* [Description of the task]:
Reproduce this listing in full.

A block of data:
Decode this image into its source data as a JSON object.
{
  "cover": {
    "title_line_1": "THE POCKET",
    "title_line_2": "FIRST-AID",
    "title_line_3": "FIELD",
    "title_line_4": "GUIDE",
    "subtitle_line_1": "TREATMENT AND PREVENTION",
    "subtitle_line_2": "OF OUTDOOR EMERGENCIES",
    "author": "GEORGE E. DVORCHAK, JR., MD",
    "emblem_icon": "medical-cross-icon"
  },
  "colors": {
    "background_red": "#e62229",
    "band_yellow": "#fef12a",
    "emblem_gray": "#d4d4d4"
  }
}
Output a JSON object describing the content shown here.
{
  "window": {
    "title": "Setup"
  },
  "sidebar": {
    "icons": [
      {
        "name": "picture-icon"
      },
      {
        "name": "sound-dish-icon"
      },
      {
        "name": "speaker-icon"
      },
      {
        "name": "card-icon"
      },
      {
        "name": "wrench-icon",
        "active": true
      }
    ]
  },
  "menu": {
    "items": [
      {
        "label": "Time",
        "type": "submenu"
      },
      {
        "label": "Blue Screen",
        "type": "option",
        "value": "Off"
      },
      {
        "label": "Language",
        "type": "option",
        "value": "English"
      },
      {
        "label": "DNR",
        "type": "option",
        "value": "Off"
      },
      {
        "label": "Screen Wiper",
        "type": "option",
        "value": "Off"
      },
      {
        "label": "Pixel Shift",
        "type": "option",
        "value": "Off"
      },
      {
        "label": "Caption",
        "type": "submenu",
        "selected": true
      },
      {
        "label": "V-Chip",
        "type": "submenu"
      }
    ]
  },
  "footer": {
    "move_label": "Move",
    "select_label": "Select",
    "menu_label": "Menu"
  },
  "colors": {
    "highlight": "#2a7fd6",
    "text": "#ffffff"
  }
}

* [Exercise answer]:
Decode this image into its source data as a JSON object.
{
  "cover": {
    "title_line_1": "THE POCKET",
    "title_line_2": "FIRST-AID",
    "title_line_3": "FIELD",
    "title_line_4": "GUIDE",
    "subtitle_line_1": "TREATMENT AND PREVENTION",
    "subtitle_line_2": "OF OUTDOOR EMERGENCIES",
    "author": "GEORGE E. DVORCHAK, JR., MD",
    "emblem_icon": "medical-cross-icon"
  },
  "colors": {
    "background_red": "#e62229",
    "band_yellow": "#fef12a",
    "emblem_gray": "#d4d4d4"
  }
}
Output a JSON object describing the content shown here.
{
  "window": {
    "title": "Setup"
  },
  "sidebar": {
    "icons": [
      {
        "name": "picture-icon"
      },
      {
        "name": "sound-dish-icon"
      },
      {
        "name": "speaker-icon"
      },
      {
        "name": "card-icon"
      },
      {
        "name": "wrench-icon",
        "active": true
      }
    ]
  },
  "menu": {
    "items": [
      {
        "label": "Time",
        "type": "submenu"
      },
      {
        "label": "Blue Screen",
        "type": "option",
        "value": "Off"
      },
      {
        "label": "Language",
        "type": "option",
        "value": "English"
      },
      {
        "label": "DNR",
        "type": "option",
        "value": "Off"
      },
      {
        "label": "Screen Wiper",
        "type": "option",
        "value": "Off"
      },
      {
        "label": "Pixel Shift",
        "type": "option",
        "value": "Off"
      },
      {
        "label": "Caption",
        "type": "submenu",
        "selected": true
      },
      {
        "label": "V-Chip",
        "type": "submenu"
      }
    ]
  },
  "footer": {
    "move_label": "Move",
    "select_label": "Select",
    "menu_label": "Menu"
  },
  "colors": {
    "highlight": "#2a7fd6",
    "text": "#ffffff"
  }
}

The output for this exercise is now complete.